◆ WHAT YOU ARE ASKED TO DO ◆
From the entries that follow, extract each line holding the string "JSON".

◆ RECORDS FOR THE TASK ◆
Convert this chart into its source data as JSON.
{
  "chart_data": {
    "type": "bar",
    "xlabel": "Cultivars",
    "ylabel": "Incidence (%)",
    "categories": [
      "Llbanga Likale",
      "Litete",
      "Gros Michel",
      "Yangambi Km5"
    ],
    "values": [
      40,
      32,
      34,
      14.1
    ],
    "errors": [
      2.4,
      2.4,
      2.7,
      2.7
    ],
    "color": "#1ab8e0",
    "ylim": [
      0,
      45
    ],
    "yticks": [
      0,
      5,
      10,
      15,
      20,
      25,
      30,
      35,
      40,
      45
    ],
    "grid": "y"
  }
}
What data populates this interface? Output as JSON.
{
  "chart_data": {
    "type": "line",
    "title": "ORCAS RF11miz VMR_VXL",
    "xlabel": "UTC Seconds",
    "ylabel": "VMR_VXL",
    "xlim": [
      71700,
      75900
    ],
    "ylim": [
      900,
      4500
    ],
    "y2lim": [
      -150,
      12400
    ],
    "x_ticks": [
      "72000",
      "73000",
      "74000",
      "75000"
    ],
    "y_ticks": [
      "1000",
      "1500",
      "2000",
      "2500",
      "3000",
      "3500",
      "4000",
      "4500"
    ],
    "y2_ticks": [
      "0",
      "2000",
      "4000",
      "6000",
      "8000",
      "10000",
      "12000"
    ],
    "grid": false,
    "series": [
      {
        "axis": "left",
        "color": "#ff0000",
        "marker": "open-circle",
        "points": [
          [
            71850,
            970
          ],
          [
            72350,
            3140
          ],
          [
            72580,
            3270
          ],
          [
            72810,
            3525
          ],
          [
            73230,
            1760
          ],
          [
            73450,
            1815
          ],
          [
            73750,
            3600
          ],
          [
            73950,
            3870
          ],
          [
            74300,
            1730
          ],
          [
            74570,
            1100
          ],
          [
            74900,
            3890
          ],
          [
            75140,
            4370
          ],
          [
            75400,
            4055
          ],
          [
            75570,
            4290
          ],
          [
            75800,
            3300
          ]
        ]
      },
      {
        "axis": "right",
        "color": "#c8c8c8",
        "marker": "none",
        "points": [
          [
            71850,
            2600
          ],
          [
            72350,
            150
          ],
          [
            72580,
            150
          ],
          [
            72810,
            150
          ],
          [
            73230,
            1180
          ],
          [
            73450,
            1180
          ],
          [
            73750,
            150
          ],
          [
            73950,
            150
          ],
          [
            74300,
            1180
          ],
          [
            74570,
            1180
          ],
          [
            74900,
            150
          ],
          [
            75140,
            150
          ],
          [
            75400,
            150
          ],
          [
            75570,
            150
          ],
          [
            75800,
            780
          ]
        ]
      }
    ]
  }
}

◆ RESULT FOR THIS TASK ◆
Convert this chart into its source data as JSON.
What data populates this interface? Output as JSON.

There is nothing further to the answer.